= SET TASK =
Lift every line from the entries that includes the word "Веселовского".

= RECORDS FOR THE TASK =
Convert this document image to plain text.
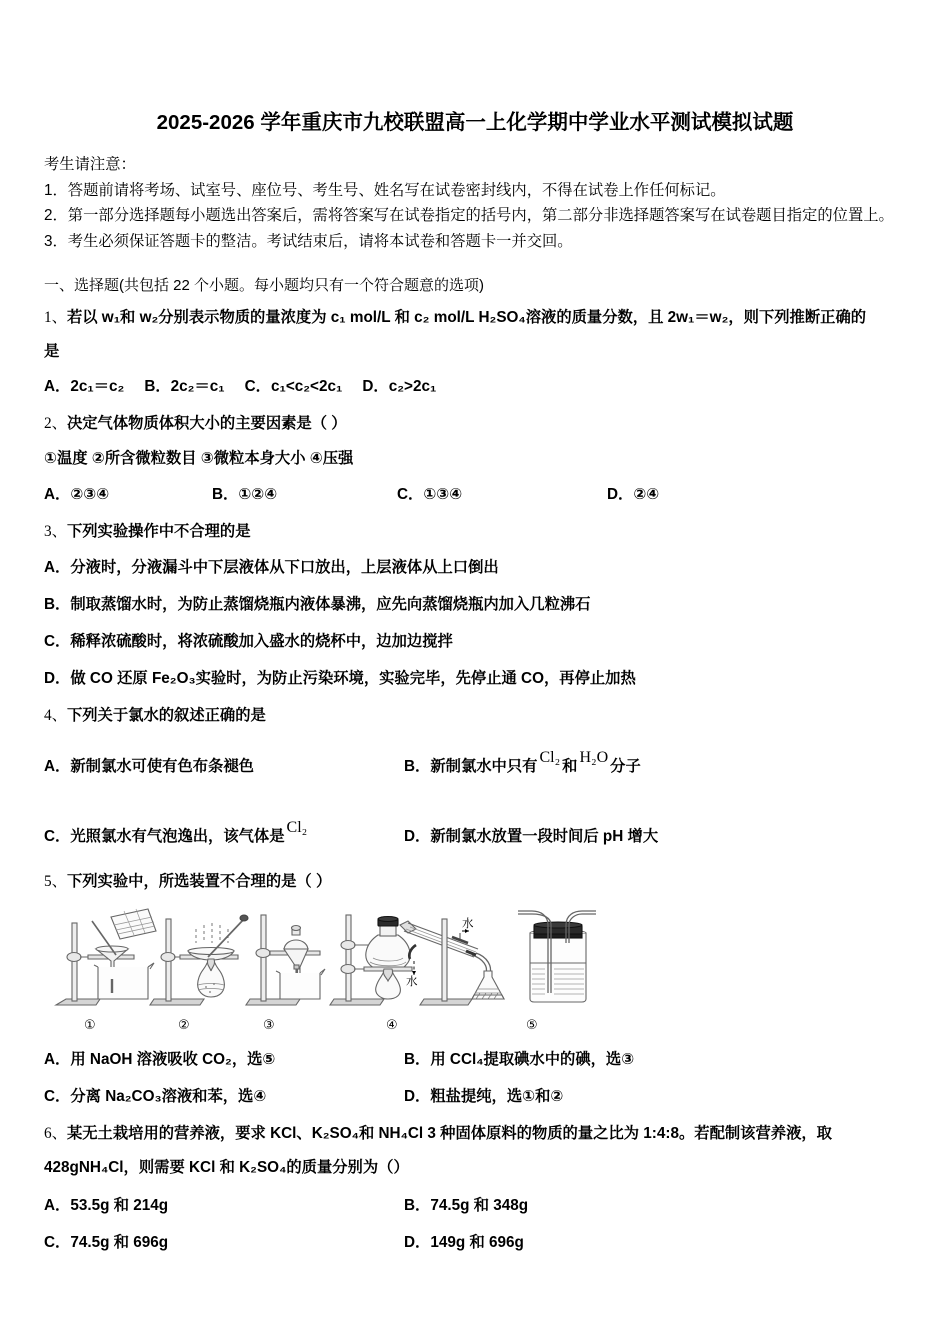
2025-2026 学年重庆市九校联盟高一上化学期中学业水平测试模拟试题
考生请注意：
1．答题前请将考场、试室号、座位号、考生号、姓名写在试卷密封线内，不得在试卷上作任何标记。
2．第一部分选择题每小题选出答案后，需将答案写在试卷指定的括号内，第二部分非选择题答案写在试卷题目指定的位置上。
3．考生必须保证答题卡的整洁。考试结束后，请将本试卷和答题卡一并交回。
一、选择题(共包括 22 个小题。每小题均只有一个符合题意的选项)
1、若以 w₁和 w₂分别表示物质的量浓度为 c₁ mol/L 和 c₂ mol/L H₂SO₄溶液的质量分数，且 2w₁＝w₂，则下列推断正确的
是
A．2c₁＝c₂ B．2c₂＝c₁ C．c₁<c₂<2c₁ D．c₂>2c₁
2、决定气体物质体积大小的主要因素是（ ）
①温度 ②所含微粒数目 ③微粒本身大小 ④压强
A．②③④	B．①②④	C．①③④	D．②④
3、下列实验操作中不合理的是
A．分液时，分液漏斗中下层液体从下口放出，上层液体从上口倒出
B．制取蒸馏水时，为防止蒸馏烧瓶内液体暴沸，应先向蒸馏烧瓶内加入几粒沸石
C．稀释浓硫酸时，将浓硫酸加入盛水的烧杯中，边加边搅拌
D．做 CO 还原 Fe₂O₃实验时，为防止污染环境，实验完毕，先停止通 CO，再停止加热
4、下列关于氯水的叙述正确的是
A．新制氯水可使有色布条褪色	B．新制氯水中只有Cl₂和H₂O分子
C．光照氯水有气泡逸出，该气体是Cl₂
D．新制氯水放置一段时间后 pH 增大
5、下列实验中，所选装置不合理的是（ ）
水
水
①	②	③	④	⑤
A．用 NaOH 溶液吸收 CO₂，选⑤	B．用 CCl₄提取碘水中的碘，选③
C．分离 Na₂CO₃溶液和苯，选④	D．粗盐提纯，选①和②
6、某无土栽培用的营养液，要求 KCl、K₂SO₄和 NH₄Cl 3 种固体原料的物质的量之比为 1:4:8。若配制该营养液，取
428gNH₄Cl，则需要 KCl 和 K₂SO₄的质量分别为（）
A．53.5g 和 214g	B．74.5g 和 348g
C．74.5g 和 696g	D．149g 和 696g
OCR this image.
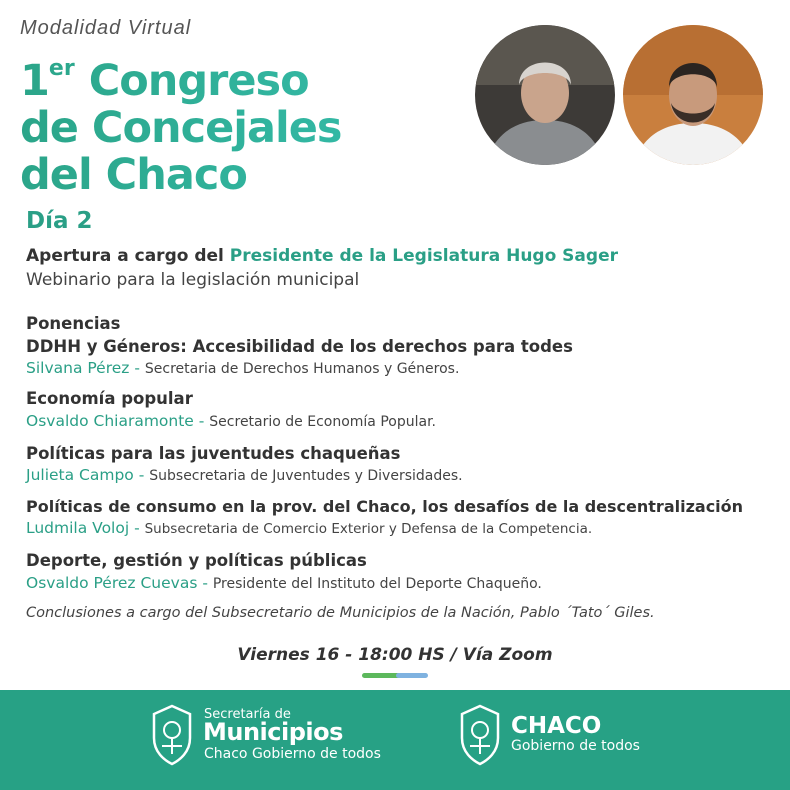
Modalidad Virtual
1er Congreso
de Concejales
del Chaco
Día 2
Apertura a cargo del Presidente de la Legislatura Hugo Sager
Webinario para la legislación municipal
Ponencias
DDHH y Géneros: Accesibilidad de los derechos para todes
Silvana Pérez - Secretaria de Derechos Humanos y Géneros.
Economía popular
Osvaldo Chiaramonte - Secretario de Economía Popular.
Políticas para las juventudes chaqueñas
Julieta Campo - Subsecretaria de Juventudes y Diversidades.
Políticas de consumo en la prov. del Chaco, los desafíos de la descentralización
Ludmila Voloj - Subsecretaria de Comercio Exterior y Defensa de la Competencia.
Deporte, gestión y políticas públicas
Osvaldo Pérez Cuevas - Presidente del Instituto del Deporte Chaqueño.
Conclusiones a cargo del Subsecretario de Municipios de la Nación, Pablo ´Tato´ Giles.
Viernes 16 - 18:00 HS / Vía Zoom
Secretaría de
Municipios
Chaco Gobierno de todos
CHACO
Gobierno de todos
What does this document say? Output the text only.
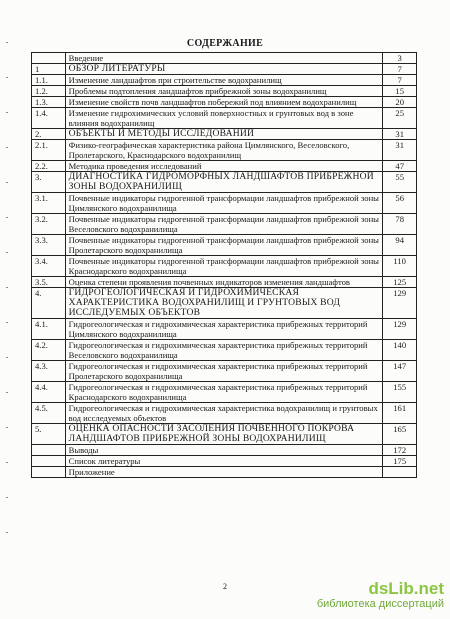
СОДЕРЖАНИЕ
	Введение	3
1	ОБЗОР ЛИТЕРАТУРЫ	7
1.1.	Изменение ландшафтов при строительстве водохранилищ	7
1.2.	Проблемы подтопления ландшафтов прибрежной зоны водохранилищ	15
1.3.	Изменение свойств почв ландшафтов побережий под влиянием водохранилищ	20
1.4.	Изменение гидрохимических условий поверхностных и грунтовых вод в зоне влияния водохранилищ	25
2.	ОБЪЕКТЫ И МЕТОДЫ ИССЛЕДОВАНИЙ	31
2.1.	Физико-географическая характеристика района Цимлянского, Веселовского, Пролетарского, Краснодарского водохранилищ	31
2.2.	Методика проведения исследований	47
3.	ДИАГНОСТИКА ГИДРОМОРФНЫХ ЛАНДШАФТОВ ПРИБРЕЖНОЙ ЗОНЫ ВОДОХРАНИЛИЩ	55
3.1.	Почвенные индикаторы гидрогенной трансформации ландшафтов прибрежной зоны Цимлянского водохранилища	56
3.2.	Почвенные индикаторы гидрогенной трансформации ландшафтов прибрежной зоны Веселовского водохранилища	78
3.3.	Почвенные индикаторы гидрогенной трансформации ландшафтов прибрежной зоны Пролетарского водохранилища	94
3.4.	Почвенные индикаторы гидрогенной трансформации ландшафтов прибрежной зоны Краснодарского водохранилища	110
3.5.	Оценка степени проявления почвенных индикаторов изменения ландшафтов	125
4.	ГИДРОГЕОЛОГИЧЕСКАЯ И ГИДРОХИМИЧЕСКАЯ ХАРАКТЕРИСТИКА ВОДОХРАНИЛИЩ И ГРУНТОВЫХ ВОД ИССЛЕДУЕМЫХ ОБЪЕКТОВ	129
4.1.	Гидрогеологическая и гидрохимическая характеристика прибрежных территорий Цимлянского водохранилища	129
4.2.	Гидрогеологическая и гидрохимическая характеристика прибрежных территорий Веселовского водохранилища	140
4.3.	Гидрогеологическая и гидрохимическая характеристика прибрежных территорий Пролетарского водохранилища	147
4.4.	Гидрогеологическая и гидрохимическая характеристика прибрежных территорий Краснодарского водохранилища	155
4.5.	Гидрогеологическая и гидрохимическая характеристика водохранилищ и грунтовых вод исследуемых объектов	161
5.	ОЦЕНКА ОПАСНОСТИ ЗАСОЛЕНИЯ ПОЧВЕННОГО ПОКРОВА ЛАНДШАФТОВ ПРИБРЕЖНОЙ ЗОНЫ ВОДОХРАНИЛИЩ	165
	Выводы	172
	Список литературы	175
	Приложение	
2	dsLib.net
библиотека диссертаций
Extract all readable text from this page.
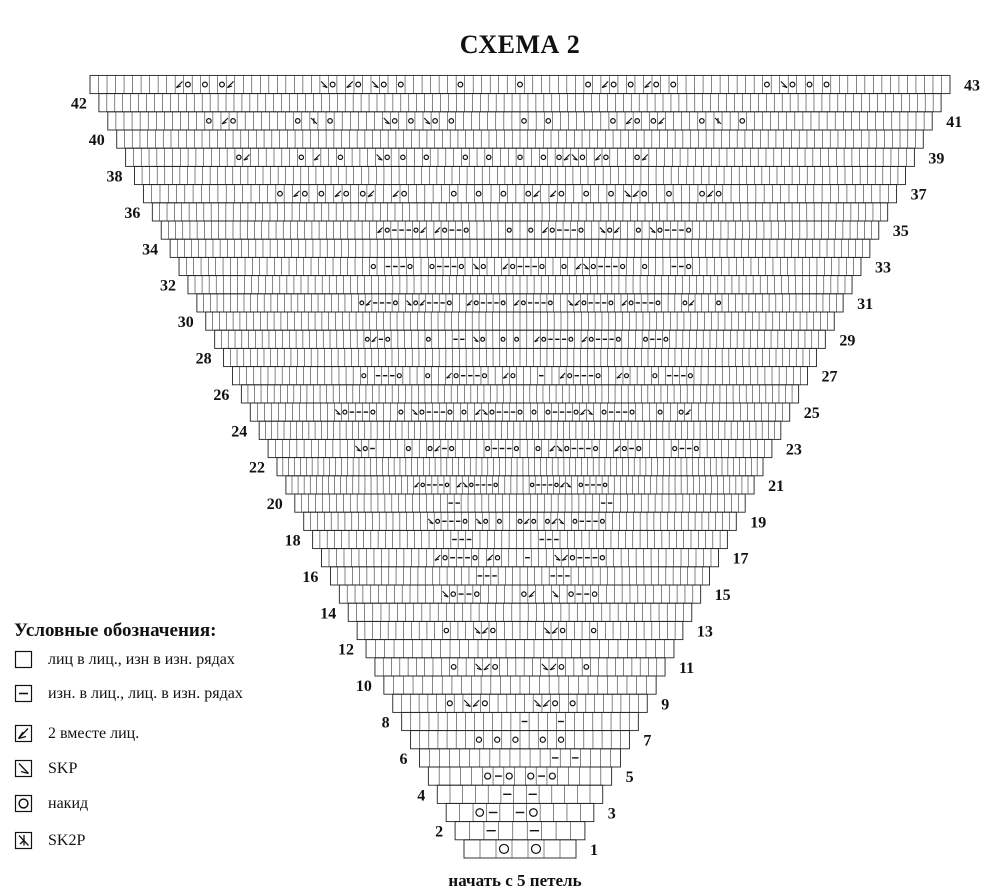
СХЕМА 2
1
2
3
4
5
6
7
8
9
10
11
12
13
14
15
16
17
18
19
20
21
22
23
24
25
26
27
28
29
30
31
32
33
34
35
36
37
38
39
40
41
42
43
начать с 5 петель
Условные обозначения:
лиц в лиц., изн в изн. рядах
изн. в лиц., лиц. в изн. рядах
2 вместе лиц.
SKP
накид
SK2P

= TASK OUTPUT =
2.1.	Физико-географическая характеристика района Цимлянского, Веселовского, Пролетарского, Краснодарского водохранилищ	31
3.2.	Почвенные индикаторы гидрогенной трансформации ландшафтов прибрежной зоны Веселовского водохранилища	78
4.2.	Гидрогеологическая и гидрохимическая характеристика прибрежных территорий Веселовского водохранилища	140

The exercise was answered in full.